Given passage:
[Start of Attachment]

And finally the involvement of Ethiopian nephrologists or friends of Ethiopia in the diaspora in education, research and patient care would go a long way to alleviate the problem in Ethiopia.
BMC Cardiovascular Disorders 2009,9:39
Diabetes Metab Syndr.2012 Jan-Mar; 6(1):36-41.
Eth. Med J 2004; 42:17-22
Hi, Thank you for the good read.
Please can you tell me which study you are referring to below:
‘For example in one well done study involving 3713 adults in Addis Ababa City, 31.5% of males and 28.9% of females had hypertension defined as blood pressure ≥ 140/90 mmHg. The same study found that about 20% of males and 38% of females were overweight.’
The absence of physicians in Ethiopia while there are so many physicians of Ethiopian origin in the west is embarrassing.
While most of these physicians were educated at the expense of other students in Ethiopia, one would assume that the diaspora physicians out of a sense of responsibility would go back to Ethiopia and serve there frequently. Apparently, the numbers are not encouraging.
I wonder if there is any sense of duty left.

[End of Attachment]

Action item: Please list every journal citation that appears in the passage on kidney care in Ethiopia.

The data:

[Start of Attachment]

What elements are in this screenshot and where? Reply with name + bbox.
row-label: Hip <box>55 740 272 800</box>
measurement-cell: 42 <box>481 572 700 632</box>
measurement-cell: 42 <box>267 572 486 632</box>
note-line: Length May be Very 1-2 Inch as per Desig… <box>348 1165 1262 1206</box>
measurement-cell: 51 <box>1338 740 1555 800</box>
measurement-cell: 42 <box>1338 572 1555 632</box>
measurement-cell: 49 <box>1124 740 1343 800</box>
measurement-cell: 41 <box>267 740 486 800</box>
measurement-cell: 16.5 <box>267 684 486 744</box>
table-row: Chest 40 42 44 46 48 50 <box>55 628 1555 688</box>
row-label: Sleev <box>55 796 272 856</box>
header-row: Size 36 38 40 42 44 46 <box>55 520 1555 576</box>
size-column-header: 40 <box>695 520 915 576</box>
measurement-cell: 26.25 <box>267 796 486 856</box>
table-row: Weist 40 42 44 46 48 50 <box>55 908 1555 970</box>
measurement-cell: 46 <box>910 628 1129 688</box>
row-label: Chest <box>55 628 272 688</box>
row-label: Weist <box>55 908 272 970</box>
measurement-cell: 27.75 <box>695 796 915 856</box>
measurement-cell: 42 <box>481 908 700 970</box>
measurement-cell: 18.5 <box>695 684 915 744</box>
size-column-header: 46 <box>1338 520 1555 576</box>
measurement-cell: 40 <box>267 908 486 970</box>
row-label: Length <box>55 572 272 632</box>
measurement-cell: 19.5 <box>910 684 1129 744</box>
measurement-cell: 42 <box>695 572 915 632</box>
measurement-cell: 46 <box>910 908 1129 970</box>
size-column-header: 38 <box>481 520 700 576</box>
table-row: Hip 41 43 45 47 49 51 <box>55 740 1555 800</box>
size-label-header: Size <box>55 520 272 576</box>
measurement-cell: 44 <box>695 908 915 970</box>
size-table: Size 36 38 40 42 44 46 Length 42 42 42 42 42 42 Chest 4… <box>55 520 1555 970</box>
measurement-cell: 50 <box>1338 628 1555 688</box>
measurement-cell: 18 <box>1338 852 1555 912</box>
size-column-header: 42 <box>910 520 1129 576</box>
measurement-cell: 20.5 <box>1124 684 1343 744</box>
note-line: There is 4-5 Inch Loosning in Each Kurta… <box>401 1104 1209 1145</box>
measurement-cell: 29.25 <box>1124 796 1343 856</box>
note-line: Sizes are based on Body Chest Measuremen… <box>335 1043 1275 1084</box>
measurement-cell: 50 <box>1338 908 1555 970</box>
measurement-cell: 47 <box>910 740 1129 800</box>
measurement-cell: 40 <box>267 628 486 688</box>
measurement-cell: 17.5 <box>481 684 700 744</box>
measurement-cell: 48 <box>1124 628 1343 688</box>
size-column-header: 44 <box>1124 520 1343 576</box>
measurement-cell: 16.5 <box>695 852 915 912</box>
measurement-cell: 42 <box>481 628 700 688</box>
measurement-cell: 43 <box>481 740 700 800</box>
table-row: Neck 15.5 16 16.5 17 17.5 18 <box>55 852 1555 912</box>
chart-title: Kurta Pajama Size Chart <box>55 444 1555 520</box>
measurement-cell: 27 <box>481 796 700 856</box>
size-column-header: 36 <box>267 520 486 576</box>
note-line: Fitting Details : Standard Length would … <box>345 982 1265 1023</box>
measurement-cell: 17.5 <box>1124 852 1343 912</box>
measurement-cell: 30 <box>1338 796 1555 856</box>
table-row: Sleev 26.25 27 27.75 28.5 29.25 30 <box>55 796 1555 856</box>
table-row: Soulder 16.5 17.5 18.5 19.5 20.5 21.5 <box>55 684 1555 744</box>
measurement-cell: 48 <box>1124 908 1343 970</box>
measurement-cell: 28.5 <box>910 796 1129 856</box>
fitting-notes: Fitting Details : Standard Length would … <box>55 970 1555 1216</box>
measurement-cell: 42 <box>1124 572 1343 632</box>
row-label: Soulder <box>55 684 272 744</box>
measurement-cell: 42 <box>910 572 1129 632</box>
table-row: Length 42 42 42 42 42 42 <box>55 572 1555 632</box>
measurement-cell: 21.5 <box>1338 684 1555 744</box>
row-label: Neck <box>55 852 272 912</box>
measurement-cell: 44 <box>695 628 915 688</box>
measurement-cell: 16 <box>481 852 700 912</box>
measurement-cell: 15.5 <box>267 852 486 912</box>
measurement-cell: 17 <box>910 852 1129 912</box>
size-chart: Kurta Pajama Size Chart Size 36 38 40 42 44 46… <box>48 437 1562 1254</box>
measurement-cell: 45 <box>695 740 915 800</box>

[End of Attachment]

Response:
- BMC Cardiovascular Disorders 2009,9:39
- Diabetes Metab Syndr.2012 Jan-Mar; 6(1):36-41.
- Eth. Med J 2004; 42:17-22